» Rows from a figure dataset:
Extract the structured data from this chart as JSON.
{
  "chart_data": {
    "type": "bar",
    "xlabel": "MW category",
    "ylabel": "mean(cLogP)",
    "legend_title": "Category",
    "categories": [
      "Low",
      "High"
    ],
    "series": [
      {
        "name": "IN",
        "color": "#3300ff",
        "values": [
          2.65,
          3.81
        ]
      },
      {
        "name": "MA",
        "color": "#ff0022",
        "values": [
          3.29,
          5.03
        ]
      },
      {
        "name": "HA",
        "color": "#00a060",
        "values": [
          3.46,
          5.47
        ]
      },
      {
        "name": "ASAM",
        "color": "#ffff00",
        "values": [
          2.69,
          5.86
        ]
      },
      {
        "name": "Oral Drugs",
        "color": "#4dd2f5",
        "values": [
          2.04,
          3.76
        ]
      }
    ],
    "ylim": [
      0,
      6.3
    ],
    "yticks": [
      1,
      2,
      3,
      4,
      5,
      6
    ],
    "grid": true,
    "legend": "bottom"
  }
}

» Problem requirements: Reproduce the listing above word for word.

» Response for this exercise:
Extract the structured data from this chart as JSON.
{
  "chart_data": {
    "type": "bar",
    "xlabel": "MW category",
    "ylabel": "mean(cLogP)",
    "legend_title": "Category",
    "categories": [
      "Low",
      "High"
    ],
    "series": [
      {
        "name": "IN",
        "color": "#3300ff",
        "values": [
          2.65,
          3.81
        ]
      },
      {
        "name": "MA",
        "color": "#ff0022",
        "values": [
          3.29,
          5.03
        ]
      },
      {
        "name": "HA",
        "color": "#00a060",
        "values": [
          3.46,
          5.47
        ]
      },
      {
        "name": "ASAM",
        "color": "#ffff00",
        "values": [
          2.69,
          5.86
        ]
      },
      {
        "name": "Oral Drugs",
        "color": "#4dd2f5",
        "values": [
          2.04,
          3.76
        ]
      }
    ],
    "ylim": [
      0,
      6.3
    ],
    "yticks": [
      1,
      2,
      3,
      4,
      5,
      6
    ],
    "grid": true,
    "legend": "bottom"
  }
}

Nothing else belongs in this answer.